» WRITTEN REQUEST
In the material below, find every line with "compilata" and pull it out.

--- AVAILABLE DATA ---

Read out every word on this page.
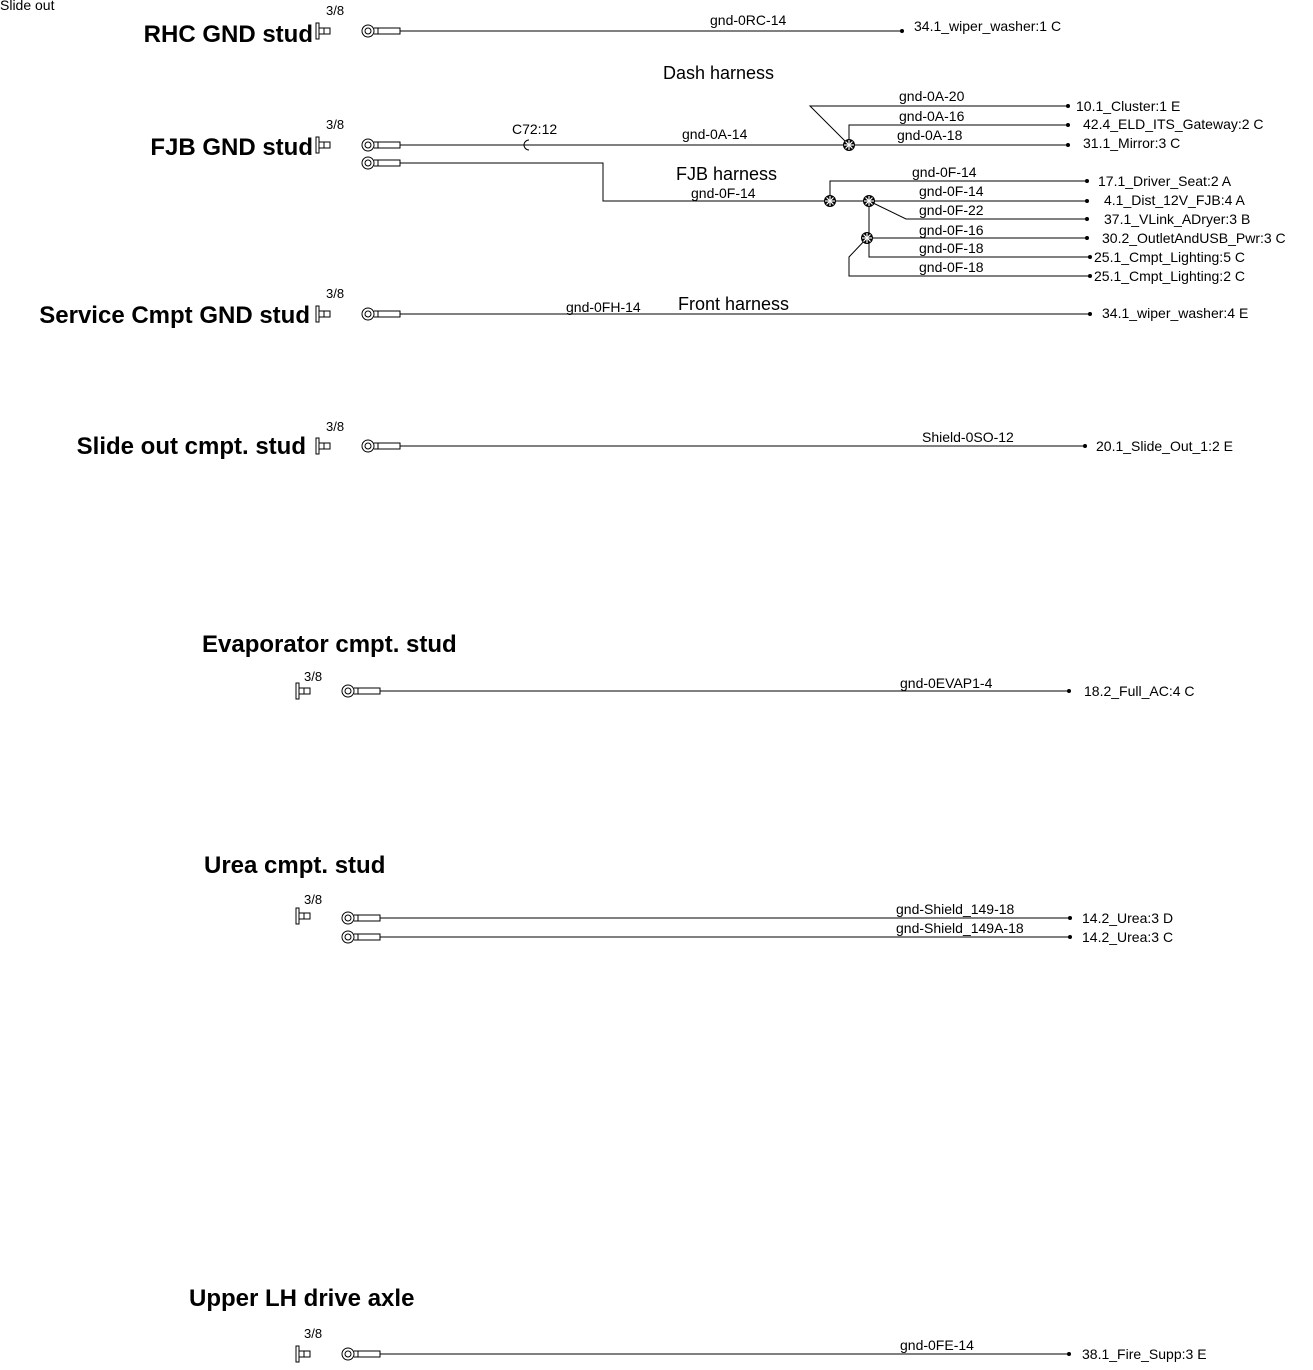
Slide out
RHC GND stud
3/8
gnd-0RC-14	34.1_wiper_washer:1 C
Dash harness
FJB GND stud
3/8	C72:12	gnd-0A-14
gnd-0A-20
10.1_Cluster:1 E
gnd-0A-16	42.4_ELD_ITS_Gateway:2 C
gnd-0A-18	31.1_Mirror:3 C
FJB harness
gnd-0F-14
gnd-0F-14
17.1_Driver_Seat:2 A
gnd-0F-14
4.1_Dist_12V_FJB:4 A
gnd-0F-22
37.1_VLink_ADryer:3 B
gnd-0F-16	30.2_OutletAndUSB_Pwr:3 C
gnd-0F-18
25.1_Cmpt_Lighting:5 C
gnd-0F-18
25.1_Cmpt_Lighting:2 C
Service Cmpt GND stud
3/8
gnd-0FH-14 Front harness	34.1_wiper_washer:4 E
Slide out cmpt. stud
3/8
Shield-0SO-12
20.1_Slide_Out_1:2 E
Evaporator cmpt. stud
3/8	gnd-0EVAP1-4	18.2_Full_AC:4 C
Urea cmpt. stud
3/8
gnd-Shield_149-18
14.2_Urea:3 D
gnd-Shield_149A-18
14.2_Urea:3 C
Upper LH drive axle
3/8
gnd-0FE-14
38.1_Fire_Supp:3 E
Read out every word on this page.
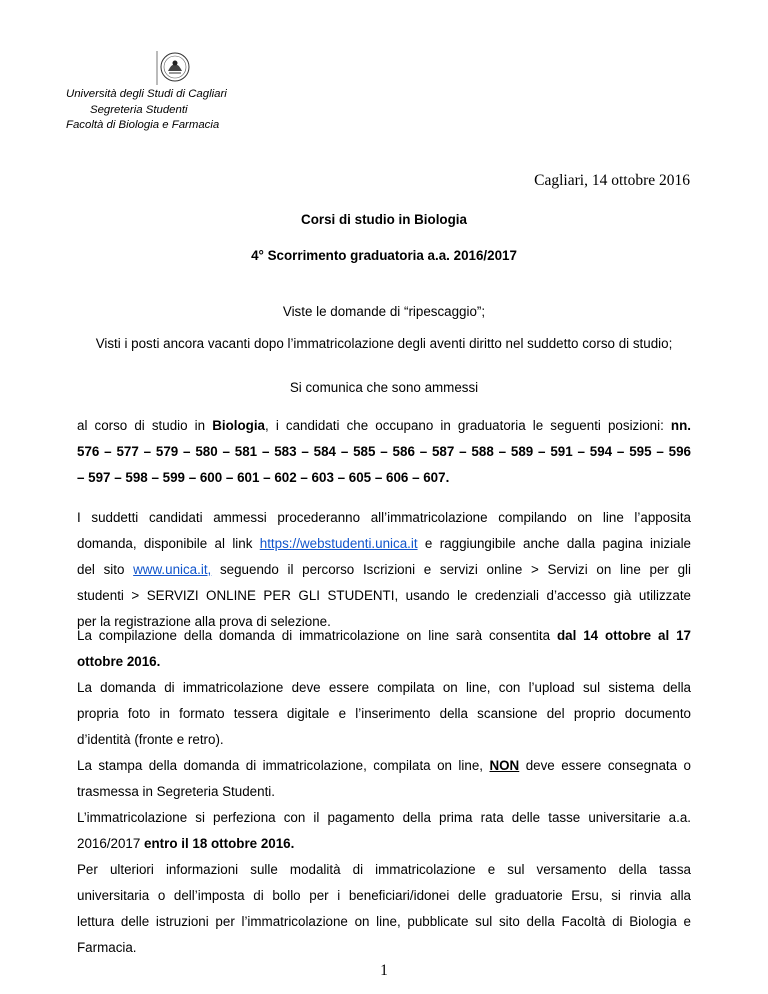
Università degli Studi di Cagliari
Segreteria Studenti
Facoltà di Biologia e Farmacia
Cagliari, 14 ottobre 2016
Corsi di studio in Biologia
4° Scorrimento graduatoria a.a. 2016/2017
Viste le domande di “ripescaggio”;
Visti i posti ancora vacanti dopo l’immatricolazione degli aventi diritto nel suddetto corso di studio;
Si comunica che sono ammessi
al corso di studio in Biologia, i candidati che occupano in graduatoria le seguenti posizioni: nn.
576 – 577 – 579 – 580 – 581 – 583 – 584 – 585 – 586 – 587 – 588 – 589 – 591 – 594 – 595 – 596
– 597 – 598 – 599 – 600 – 601 – 602 – 603 – 605 – 606 – 607.
I suddetti candidati ammessi procederanno all’immatricolazione compilando on line l’apposita
domanda, disponibile al link https://webstudenti.unica.it e raggiungibile anche dalla pagina iniziale
del sito www.unica.it, seguendo il percorso Iscrizioni e servizi online > Servizi on line per gli
studenti > SERVIZI ONLINE PER GLI STUDENTI, usando le credenziali d’accesso già utilizzate
per la registrazione alla prova di selezione.
La compilazione della domanda di immatricolazione on line sarà consentita dal 14 ottobre al 17
ottobre 2016.
La domanda di immatricolazione deve essere compilata on line, con l’upload sul sistema della
propria foto in formato tessera digitale e l’inserimento della scansione del proprio documento
d’identità (fronte e retro).
La stampa della domanda di immatricolazione, compilata on line, NON deve essere consegnata o
trasmessa in Segreteria Studenti.
L’immatricolazione si perfeziona con il pagamento della prima rata delle tasse universitarie a.a.
2016/2017 entro il 18 ottobre 2016.
Per ulteriori informazioni sulle modalità di immatricolazione e sul versamento della tassa
universitaria o dell’imposta di bollo per i beneficiari/idonei delle graduatorie Ersu, si rinvia alla
lettura delle istruzioni per l’immatricolazione on line, pubblicate sul sito della Facoltà di Biologia e
Farmacia.
1
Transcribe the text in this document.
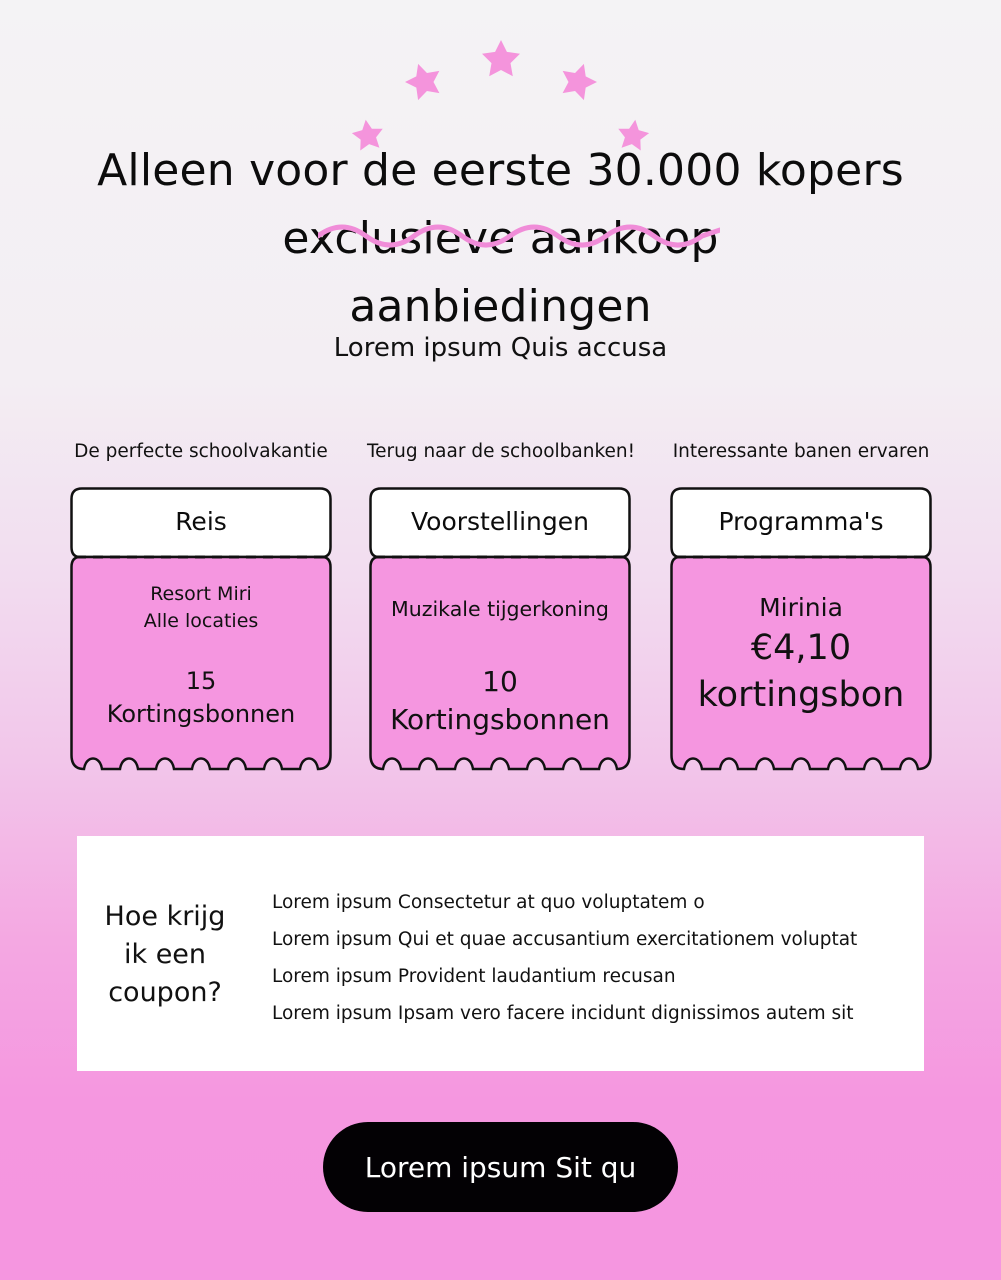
Alleen voor de eerste 30.000 kopers
exclusieve aankoop
aanbiedingen
Lorem ipsum Quis accusa
De perfecte schoolvakantie	Terug naar de schoolbanken!	Interessante banen ervaren
Reis
Resort Miri
Alle locaties
15
Kortingsbonnen
Voorstellingen
Muzikale tijgerkoning
10
Kortingsbonnen
Programma's
Mirinia
€4,10
kortingsbon
Hoe krijg ik een coupon?
Lorem ipsum Consectetur at quo voluptatem o
Lorem ipsum Qui et quae accusantium exercitationem voluptat
Lorem ipsum Provident laudantium recusan
Lorem ipsum Ipsam vero facere incidunt dignissimos autem sit
Lorem ipsum Sit qu
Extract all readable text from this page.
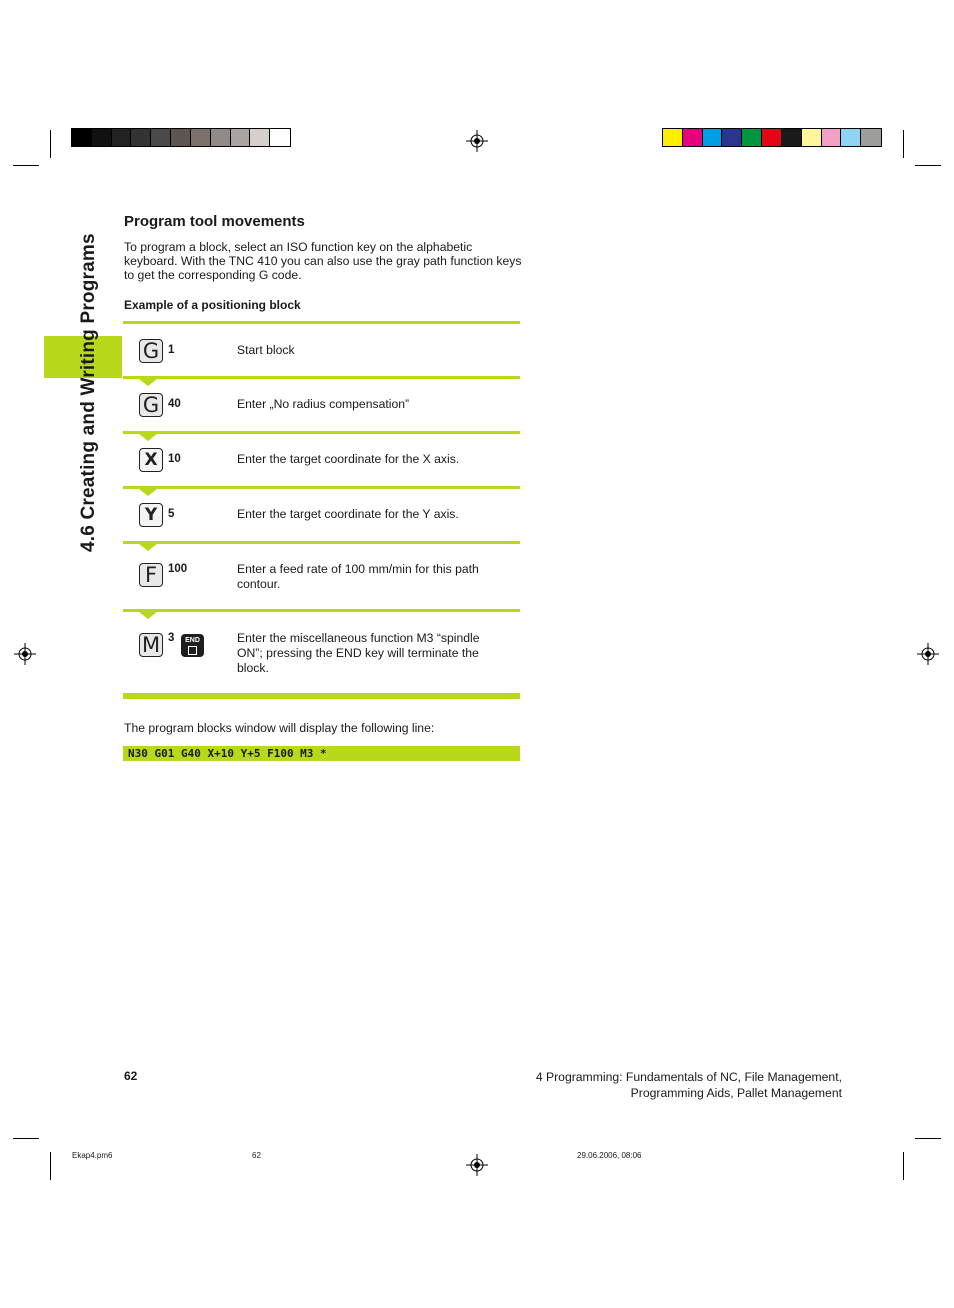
4.6 Creating and Writing Programs
Program tool movements

To program a block, select an ISO function key on the alphabetic keyboard. With the TNC 410 you can also use the gray path function keys to get the corresponding G code.

Example of a positioning block
G 1	Start block
G 40	Enter „No radius compensation”
X 10	Enter the target coordinate for the X axis.
Y 5	Enter the target coordinate for the Y axis.
F 100	Enter a feed rate of 100 mm/min for this path contour.
M 3 END	Enter the miscellaneous function M3 “spindle ON”; pressing the END key will terminate the block.
The program blocks window will display the following line:
N30 G01 G40 X+10 Y+5 F100 M3 *
62	4 Programming: Fundamentals of NC, File Management,
Programming Aids, Pallet Management
Ekap4.pm6	62	29.06.2006, 08:06
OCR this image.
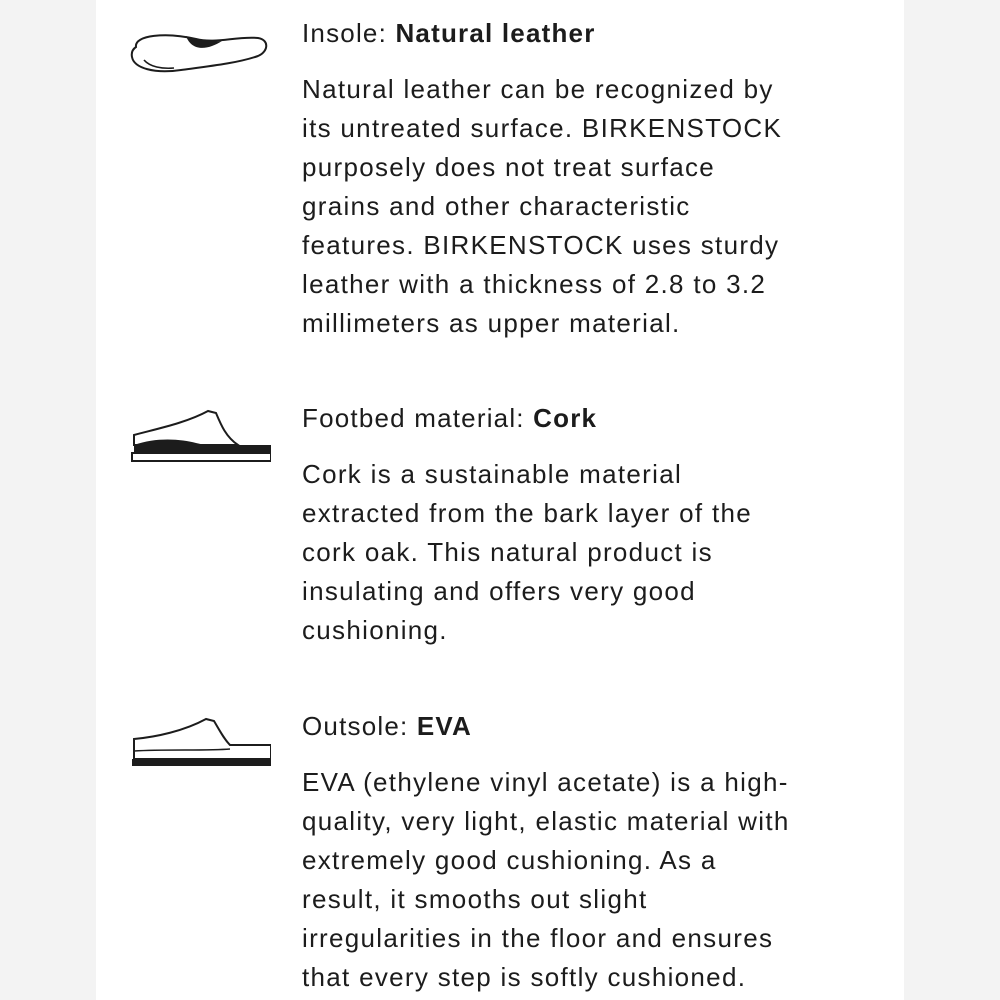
Insole: Natural leather

Natural leather can be recognized by
its untreated surface. BIRKENSTOCK
purposely does not treat surface
grains and other characteristic
features. BIRKENSTOCK uses sturdy
leather with a thickness of 2.8 to 3.2
millimeters as upper material.

Footbed material: Cork

Cork is a sustainable material
extracted from the bark layer of the
cork oak. This natural product is
insulating and offers very good
cushioning.

Outsole: EVA

EVA (ethylene vinyl acetate) is a high-
quality, very light, elastic material with
extremely good cushioning. As a
result, it smooths out slight
irregularities in the floor and ensures
that every step is softly cushioned.
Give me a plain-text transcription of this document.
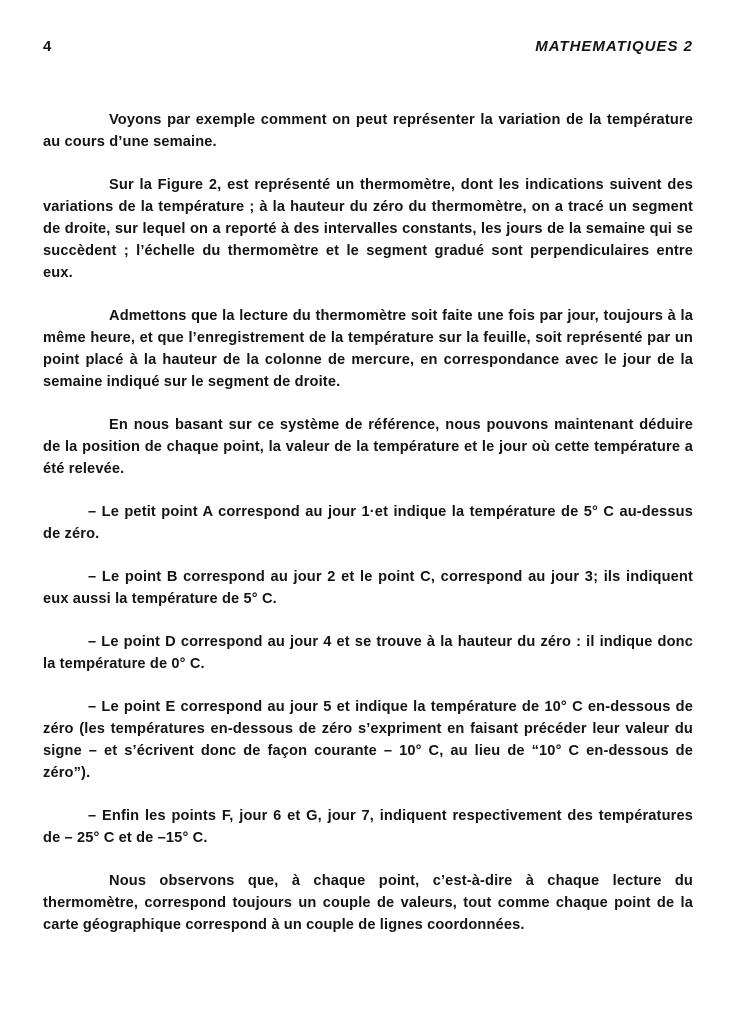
4	MATHEMATIQUES 2

Voyons par exemple comment on peut représenter la variation de la température au cours d’une semaine.

Sur la Figure 2, est représenté un thermomètre, dont les indications suivent des variations de la température ; à la hauteur du zéro du thermomètre, on a tracé un segment de droite, sur lequel on a reporté à des intervalles constants, les jours de la semaine qui se succèdent ; l’échelle du thermomètre et le segment gradué sont perpendiculaires entre eux.

Admettons que la lecture du thermomètre soit faite une fois par jour, toujours à la même heure, et que l’enregistrement de la température sur la feuille, soit représenté par un point placé à la hauteur de la colonne de mercure, en correspondance avec le jour de la semaine indiqué sur le segment de droite.

En nous basant sur ce système de référence, nous pouvons maintenant déduire de la position de chaque point, la valeur de la température et le jour où cette température a été relevée.

– Le petit point A correspond au jour 1·et indique la température de 5° C au-dessus de zéro.

– Le point B correspond au jour 2 et le point C, correspond au jour 3; ils indiquent eux aussi la température de 5° C.

– Le point D correspond au jour 4 et se trouve à la hauteur du zéro : il indique donc la température de 0° C.

– Le point E correspond au jour 5 et indique la température de 10° C en-dessous de zéro (les températures en-dessous de zéro s’expriment en faisant précéder leur valeur du signe – et s’écrivent donc de façon courante – 10° C, au lieu de “10° C en-dessous de zéro”).

– Enfin les points F, jour 6 et G, jour 7, indiquent respectivement des températures de – 25° C et de –15° C.

Nous observons que, à chaque point, c’est-à-dire à chaque lecture du thermomètre, correspond toujours un couple de valeurs, tout comme chaque point de la carte géographique correspond à un couple de lignes coordonnées.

---

» FINISHED TASK
La domanda di immatricolazione deve essere compilata on line, con l’upload sul sistema della
La stampa della domanda di immatricolazione, compilata on line, NON deve essere consegnata o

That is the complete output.